[Supplied records — start]

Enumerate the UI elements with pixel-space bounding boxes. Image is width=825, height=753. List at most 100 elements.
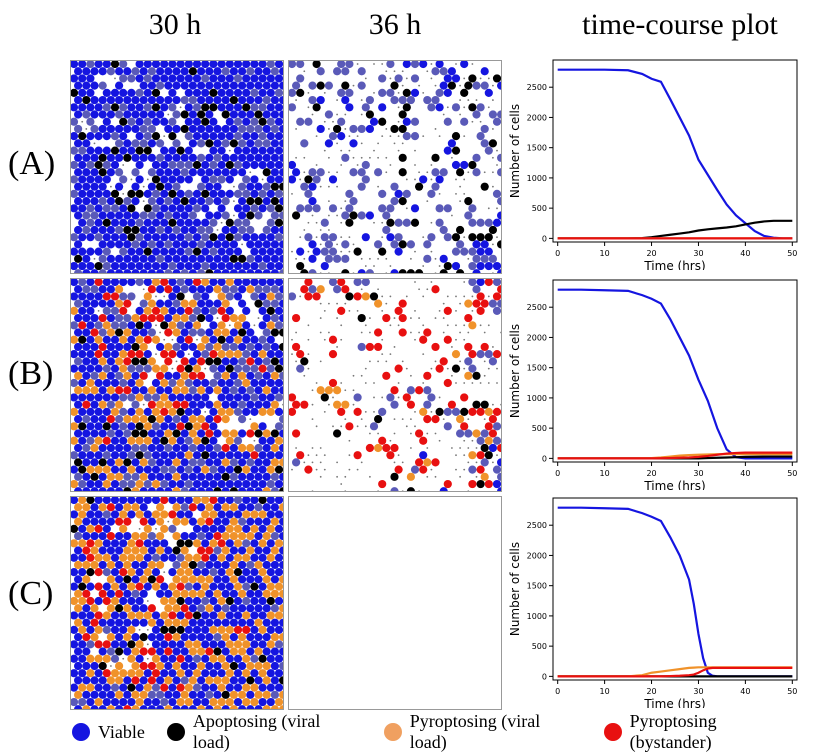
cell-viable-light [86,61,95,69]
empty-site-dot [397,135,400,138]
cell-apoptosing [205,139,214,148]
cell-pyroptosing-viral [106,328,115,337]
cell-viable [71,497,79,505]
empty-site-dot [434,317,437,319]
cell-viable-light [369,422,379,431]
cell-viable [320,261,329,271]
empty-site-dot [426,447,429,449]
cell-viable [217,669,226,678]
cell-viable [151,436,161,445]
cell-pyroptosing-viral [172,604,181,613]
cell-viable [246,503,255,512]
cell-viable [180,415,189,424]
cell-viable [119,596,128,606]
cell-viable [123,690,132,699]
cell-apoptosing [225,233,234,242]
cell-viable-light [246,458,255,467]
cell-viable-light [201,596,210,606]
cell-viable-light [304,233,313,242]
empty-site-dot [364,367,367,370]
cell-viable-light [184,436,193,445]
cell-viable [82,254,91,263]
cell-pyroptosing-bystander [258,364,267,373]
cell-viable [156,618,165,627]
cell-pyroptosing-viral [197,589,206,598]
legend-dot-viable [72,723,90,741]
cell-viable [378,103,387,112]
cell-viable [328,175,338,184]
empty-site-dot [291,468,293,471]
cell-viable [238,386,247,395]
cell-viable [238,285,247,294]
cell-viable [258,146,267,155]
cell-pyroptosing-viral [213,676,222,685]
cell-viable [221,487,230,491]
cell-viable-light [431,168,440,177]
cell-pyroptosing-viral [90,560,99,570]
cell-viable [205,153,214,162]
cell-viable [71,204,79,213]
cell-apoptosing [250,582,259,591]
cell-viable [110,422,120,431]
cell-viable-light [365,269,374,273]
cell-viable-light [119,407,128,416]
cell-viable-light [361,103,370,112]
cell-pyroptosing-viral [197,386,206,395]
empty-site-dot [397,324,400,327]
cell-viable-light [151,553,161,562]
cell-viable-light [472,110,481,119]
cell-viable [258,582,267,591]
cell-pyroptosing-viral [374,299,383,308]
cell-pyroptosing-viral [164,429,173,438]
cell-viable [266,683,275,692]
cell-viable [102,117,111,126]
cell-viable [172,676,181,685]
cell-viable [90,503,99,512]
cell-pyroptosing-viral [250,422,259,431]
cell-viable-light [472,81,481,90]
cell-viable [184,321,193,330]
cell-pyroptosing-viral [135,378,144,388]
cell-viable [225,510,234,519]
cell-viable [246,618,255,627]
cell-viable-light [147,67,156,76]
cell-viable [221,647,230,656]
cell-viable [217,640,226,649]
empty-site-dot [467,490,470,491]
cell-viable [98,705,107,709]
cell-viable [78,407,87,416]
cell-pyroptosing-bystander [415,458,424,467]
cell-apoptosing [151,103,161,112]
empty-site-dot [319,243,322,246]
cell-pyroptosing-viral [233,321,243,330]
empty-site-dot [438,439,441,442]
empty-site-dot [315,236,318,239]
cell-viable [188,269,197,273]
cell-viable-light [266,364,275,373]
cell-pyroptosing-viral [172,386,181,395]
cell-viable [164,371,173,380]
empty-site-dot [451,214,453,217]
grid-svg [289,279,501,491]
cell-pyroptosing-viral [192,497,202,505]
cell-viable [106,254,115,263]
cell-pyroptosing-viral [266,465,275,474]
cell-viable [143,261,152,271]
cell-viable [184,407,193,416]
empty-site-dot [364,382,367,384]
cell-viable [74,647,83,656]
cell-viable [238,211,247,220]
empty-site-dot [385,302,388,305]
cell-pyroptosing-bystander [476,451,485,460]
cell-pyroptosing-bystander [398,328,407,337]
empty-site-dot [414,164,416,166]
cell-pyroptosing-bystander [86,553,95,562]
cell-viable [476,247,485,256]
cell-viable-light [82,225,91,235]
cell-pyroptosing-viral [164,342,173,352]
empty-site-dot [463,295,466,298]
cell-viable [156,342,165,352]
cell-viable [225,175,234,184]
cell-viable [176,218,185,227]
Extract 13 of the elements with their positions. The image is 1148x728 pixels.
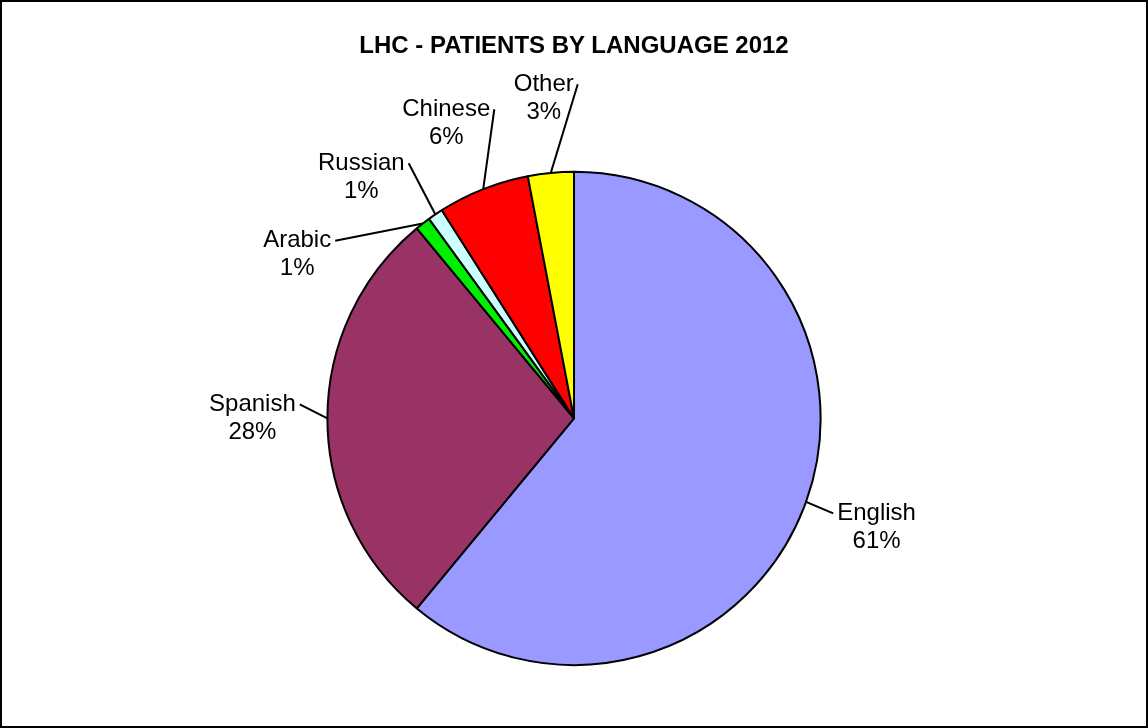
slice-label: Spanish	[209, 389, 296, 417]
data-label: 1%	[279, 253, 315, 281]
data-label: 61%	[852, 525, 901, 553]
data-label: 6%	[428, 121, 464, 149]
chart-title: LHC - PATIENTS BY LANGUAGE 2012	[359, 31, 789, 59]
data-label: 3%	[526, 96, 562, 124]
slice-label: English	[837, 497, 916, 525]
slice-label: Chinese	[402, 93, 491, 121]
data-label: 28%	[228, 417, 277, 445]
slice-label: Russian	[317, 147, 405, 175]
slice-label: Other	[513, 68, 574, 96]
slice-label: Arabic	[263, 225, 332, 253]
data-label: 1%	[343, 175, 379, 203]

[Supplied records — finish]

■ Prompt ■
With the pictures removed, return each record above exactly as given.

■ Response ■
Enumerate the UI elements with pixel-space bounding boxes. Image is width=825, height=753. List at most 100 elements.
cell-viable-light [86,61,95,69]
empty-site-dot [397,135,400,138]
cell-apoptosing [205,139,214,148]
cell-pyroptosing-viral [106,328,115,337]
cell-viable [71,497,79,505]
empty-site-dot [434,317,437,319]
cell-viable-light [369,422,379,431]
cell-viable [320,261,329,271]
empty-site-dot [426,447,429,449]
cell-viable [217,669,226,678]
cell-viable [151,436,161,445]
cell-pyroptosing-viral [172,604,181,613]
cell-viable [246,503,255,512]
cell-viable [180,415,189,424]
cell-viable [119,596,128,606]
cell-viable [123,690,132,699]
cell-apoptosing [225,233,234,242]
cell-viable-light [246,458,255,467]
cell-viable-light [201,596,210,606]
cell-viable-light [304,233,313,242]
empty-site-dot [364,367,367,370]
cell-viable-light [184,436,193,445]
cell-viable [82,254,91,263]
cell-pyroptosing-bystander [258,364,267,373]
cell-viable [156,618,165,627]
cell-pyroptosing-viral [197,589,206,598]
legend-dot-viable [72,723,90,741]
cell-viable [378,103,387,112]
cell-viable [328,175,338,184]
empty-site-dot [291,468,293,471]
cell-viable [238,386,247,395]
cell-viable [238,285,247,294]
cell-viable [258,146,267,155]
cell-pyroptosing-viral [213,676,222,685]
cell-viable [221,487,230,491]
cell-viable-light [431,168,440,177]
cell-pyroptosing-viral [90,560,99,570]
cell-viable [205,153,214,162]
cell-viable [71,204,79,213]
cell-apoptosing [250,582,259,591]
cell-viable [110,422,120,431]
cell-viable-light [365,269,374,273]
cell-viable-light [119,407,128,416]
cell-viable-light [361,103,370,112]
cell-pyroptosing-viral [197,386,206,395]
empty-site-dot [397,324,400,327]
cell-viable-light [151,553,161,562]
cell-viable-light [472,110,481,119]
cell-viable [258,582,267,591]
cell-pyroptosing-viral [374,299,383,308]
cell-pyroptosing-viral [164,429,173,438]
cell-viable [266,683,275,692]
cell-viable [102,117,111,126]
cell-viable [172,676,181,685]
cell-viable [90,503,99,512]
cell-pyroptosing-viral [250,422,259,431]
cell-viable-light [472,81,481,90]
cell-viable [184,321,193,330]
cell-pyroptosing-viral [135,378,144,388]
cell-viable [225,510,234,519]
cell-viable [246,618,255,627]
cell-viable-light [147,67,156,76]
cell-viable [221,647,230,656]
cell-viable [217,640,226,649]
empty-site-dot [467,490,470,491]
cell-viable [98,705,107,709]
cell-viable [78,407,87,416]
cell-pyroptosing-bystander [415,458,424,467]
cell-apoptosing [151,103,161,112]
empty-site-dot [319,243,322,246]
cell-pyroptosing-viral [233,321,243,330]
empty-site-dot [438,439,441,442]
empty-site-dot [315,236,318,239]
cell-viable [188,269,197,273]
cell-viable-light [266,364,275,373]
cell-pyroptosing-viral [172,386,181,395]
cell-viable [164,371,173,380]
empty-site-dot [451,214,453,217]
grid-svg [289,279,501,491]
cell-pyroptosing-viral [192,497,202,505]
cell-viable [106,254,115,263]
cell-pyroptosing-viral [266,465,275,474]
cell-viable [143,261,152,271]
cell-viable [184,407,193,416]
empty-site-dot [364,382,367,384]
cell-viable [74,647,83,656]
cell-viable [238,211,247,220]
empty-site-dot [385,302,388,305]
cell-pyroptosing-bystander [476,451,485,460]
cell-pyroptosing-bystander [398,328,407,337]
empty-site-dot [414,164,416,166]
cell-pyroptosing-bystander [86,553,95,562]
cell-viable [476,247,485,256]
cell-viable-light [82,225,91,235]
cell-pyroptosing-viral [164,342,173,352]
empty-site-dot [463,295,466,298]
cell-viable [156,342,165,352]
cell-viable [225,175,234,184]
cell-viable [176,218,185,227]
Extract 13 of the elements with their positions. The image is 1148x728 pixels.
slice-label: Spanish	[209, 389, 296, 417]
data-label: 1%	[279, 253, 315, 281]
data-label: 61%	[852, 525, 901, 553]
data-label: 6%	[428, 121, 464, 149]
chart-title: LHC - PATIENTS BY LANGUAGE 2012	[359, 31, 789, 59]
data-label: 3%	[526, 96, 562, 124]
slice-label: English	[837, 497, 916, 525]
slice-label: Chinese	[402, 93, 491, 121]
data-label: 28%	[228, 417, 277, 445]
slice-label: Russian	[317, 147, 405, 175]
slice-label: Other	[513, 68, 574, 96]
slice-label: Arabic	[263, 225, 332, 253]
data-label: 1%	[343, 175, 379, 203]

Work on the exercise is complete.